> _Material for the task_
(begin)
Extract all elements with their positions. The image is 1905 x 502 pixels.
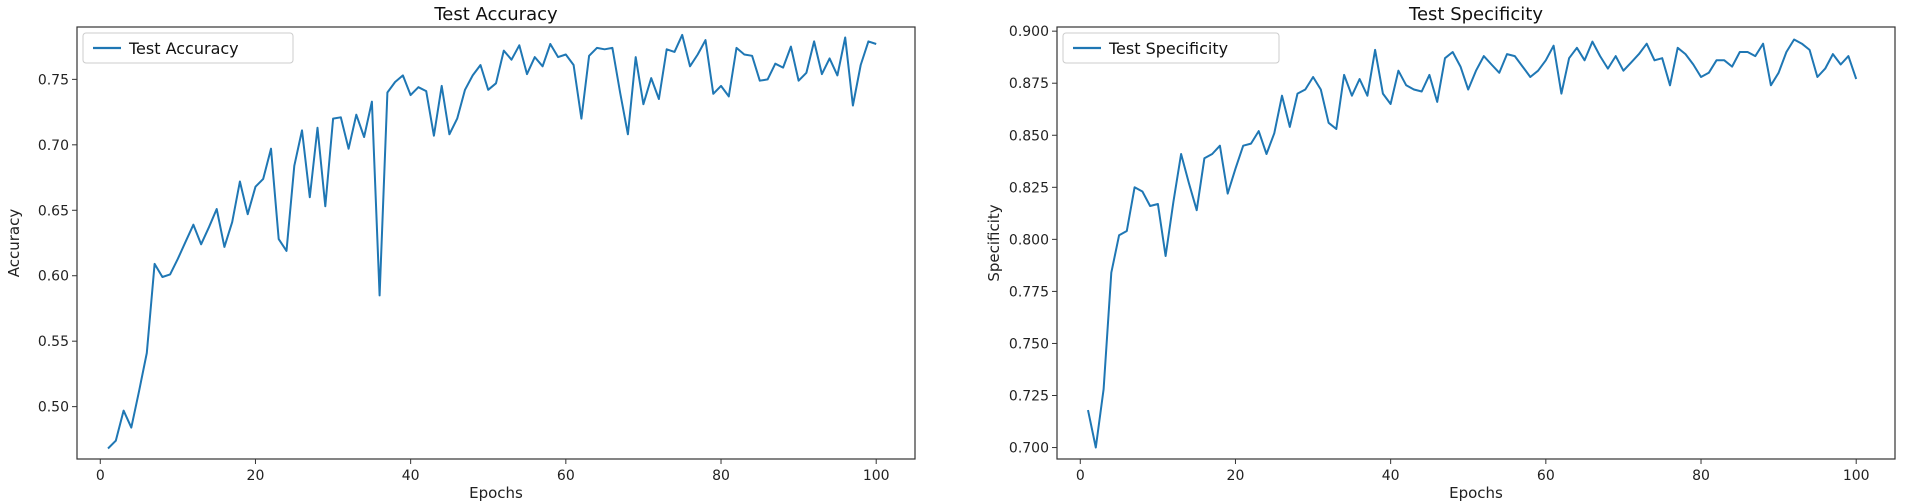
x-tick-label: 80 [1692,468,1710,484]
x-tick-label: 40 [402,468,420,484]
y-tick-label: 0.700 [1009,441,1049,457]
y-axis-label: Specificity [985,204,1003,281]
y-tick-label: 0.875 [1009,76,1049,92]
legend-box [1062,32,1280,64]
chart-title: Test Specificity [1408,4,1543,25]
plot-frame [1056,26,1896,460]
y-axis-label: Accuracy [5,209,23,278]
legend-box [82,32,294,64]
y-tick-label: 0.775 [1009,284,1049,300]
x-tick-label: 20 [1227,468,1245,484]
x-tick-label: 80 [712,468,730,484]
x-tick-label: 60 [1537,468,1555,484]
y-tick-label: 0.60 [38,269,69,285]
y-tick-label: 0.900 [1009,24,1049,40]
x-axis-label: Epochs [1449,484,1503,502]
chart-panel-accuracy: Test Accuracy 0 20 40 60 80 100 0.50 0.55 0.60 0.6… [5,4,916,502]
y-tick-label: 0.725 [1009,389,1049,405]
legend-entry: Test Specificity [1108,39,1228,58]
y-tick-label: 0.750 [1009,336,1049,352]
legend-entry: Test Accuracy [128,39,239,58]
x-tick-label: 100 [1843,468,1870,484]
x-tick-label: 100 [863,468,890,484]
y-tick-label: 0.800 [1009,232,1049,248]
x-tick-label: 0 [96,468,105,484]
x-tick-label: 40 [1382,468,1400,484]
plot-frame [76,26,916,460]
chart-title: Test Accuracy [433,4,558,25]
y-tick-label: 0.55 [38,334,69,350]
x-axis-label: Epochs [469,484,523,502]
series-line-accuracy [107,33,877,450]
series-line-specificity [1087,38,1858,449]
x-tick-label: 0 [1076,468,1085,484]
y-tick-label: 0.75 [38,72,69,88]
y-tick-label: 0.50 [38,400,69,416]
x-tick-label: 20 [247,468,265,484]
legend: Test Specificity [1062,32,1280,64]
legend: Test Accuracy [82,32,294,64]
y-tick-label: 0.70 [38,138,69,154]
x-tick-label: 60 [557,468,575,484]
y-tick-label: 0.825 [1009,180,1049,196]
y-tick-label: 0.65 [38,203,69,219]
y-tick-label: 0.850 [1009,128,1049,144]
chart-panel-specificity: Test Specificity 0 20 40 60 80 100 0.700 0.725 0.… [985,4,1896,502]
(end)
> _Description of the task_
From the material above, copy the stretch from the line containing "x-tick-label: 80 [1692,468,1710,484]" through the line containing "legend-box [1062,32,1280,64]", keeping every character unchanged.

> _Answer below_
x-tick-label: 80 [1692,468,1710,484]
x-tick-label: 40 [402,468,420,484]
y-tick-label: 0.700 [1009,441,1049,457]
y-axis-label: Specificity [985,204,1003,281]
y-tick-label: 0.875 [1009,76,1049,92]
legend-box [1062,32,1280,64]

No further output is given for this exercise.